Exercise description:
List each line of the data that holds the string "function".

(Dataset excerpt)
•••

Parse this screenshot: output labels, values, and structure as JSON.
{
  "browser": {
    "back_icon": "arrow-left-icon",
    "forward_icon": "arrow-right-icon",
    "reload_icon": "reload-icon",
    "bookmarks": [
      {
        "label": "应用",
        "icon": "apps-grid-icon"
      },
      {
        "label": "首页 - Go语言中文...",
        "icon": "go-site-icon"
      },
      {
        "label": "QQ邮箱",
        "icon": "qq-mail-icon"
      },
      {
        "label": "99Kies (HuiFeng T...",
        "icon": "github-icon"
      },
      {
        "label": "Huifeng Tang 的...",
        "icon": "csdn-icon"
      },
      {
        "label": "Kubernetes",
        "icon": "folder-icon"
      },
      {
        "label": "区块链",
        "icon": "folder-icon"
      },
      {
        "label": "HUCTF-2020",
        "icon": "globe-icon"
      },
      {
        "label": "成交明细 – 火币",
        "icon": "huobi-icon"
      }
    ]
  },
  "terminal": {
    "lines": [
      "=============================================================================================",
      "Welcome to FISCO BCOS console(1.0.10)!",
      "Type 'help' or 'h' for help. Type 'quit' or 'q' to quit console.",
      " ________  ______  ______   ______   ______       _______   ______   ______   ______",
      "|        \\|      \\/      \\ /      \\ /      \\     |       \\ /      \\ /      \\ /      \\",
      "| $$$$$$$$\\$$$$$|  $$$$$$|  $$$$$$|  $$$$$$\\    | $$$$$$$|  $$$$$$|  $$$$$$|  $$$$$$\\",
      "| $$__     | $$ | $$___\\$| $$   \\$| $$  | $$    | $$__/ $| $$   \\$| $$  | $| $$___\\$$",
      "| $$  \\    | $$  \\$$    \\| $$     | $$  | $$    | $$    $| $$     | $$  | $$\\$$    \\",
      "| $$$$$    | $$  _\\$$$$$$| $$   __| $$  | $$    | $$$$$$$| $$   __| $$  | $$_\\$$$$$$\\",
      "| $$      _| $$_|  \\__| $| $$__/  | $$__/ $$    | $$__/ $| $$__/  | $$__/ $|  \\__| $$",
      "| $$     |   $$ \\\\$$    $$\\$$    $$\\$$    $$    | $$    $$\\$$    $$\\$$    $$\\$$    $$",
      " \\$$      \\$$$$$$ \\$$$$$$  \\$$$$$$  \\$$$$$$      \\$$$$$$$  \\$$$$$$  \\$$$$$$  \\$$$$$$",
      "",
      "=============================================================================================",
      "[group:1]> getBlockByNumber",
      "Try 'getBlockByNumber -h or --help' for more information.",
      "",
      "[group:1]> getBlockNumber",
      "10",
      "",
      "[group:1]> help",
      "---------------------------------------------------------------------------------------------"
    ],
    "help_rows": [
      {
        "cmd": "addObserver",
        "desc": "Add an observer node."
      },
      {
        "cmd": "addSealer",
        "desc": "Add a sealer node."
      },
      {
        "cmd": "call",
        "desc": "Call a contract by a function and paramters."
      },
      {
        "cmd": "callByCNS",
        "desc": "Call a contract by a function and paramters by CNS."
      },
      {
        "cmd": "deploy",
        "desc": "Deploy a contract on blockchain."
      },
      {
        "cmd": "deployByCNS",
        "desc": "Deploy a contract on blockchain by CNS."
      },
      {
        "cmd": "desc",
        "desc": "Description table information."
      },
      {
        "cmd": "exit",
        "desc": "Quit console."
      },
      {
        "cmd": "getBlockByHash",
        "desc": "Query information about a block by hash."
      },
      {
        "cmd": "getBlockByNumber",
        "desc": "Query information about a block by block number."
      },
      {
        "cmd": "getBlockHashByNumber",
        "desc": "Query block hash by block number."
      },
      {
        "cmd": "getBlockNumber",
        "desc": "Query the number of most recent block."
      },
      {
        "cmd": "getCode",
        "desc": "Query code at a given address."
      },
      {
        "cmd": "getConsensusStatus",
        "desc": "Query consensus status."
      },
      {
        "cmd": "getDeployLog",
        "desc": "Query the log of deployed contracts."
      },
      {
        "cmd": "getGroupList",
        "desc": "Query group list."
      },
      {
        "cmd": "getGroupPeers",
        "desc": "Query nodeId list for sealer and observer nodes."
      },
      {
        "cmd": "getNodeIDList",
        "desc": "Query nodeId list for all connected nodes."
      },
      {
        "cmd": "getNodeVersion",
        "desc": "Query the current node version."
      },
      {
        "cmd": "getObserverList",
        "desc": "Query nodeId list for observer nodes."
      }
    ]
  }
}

•••

Exercise output:
        "desc": "Call a contract by a function and paramters."
        "desc": "Call a contract by a function and paramters by CNS."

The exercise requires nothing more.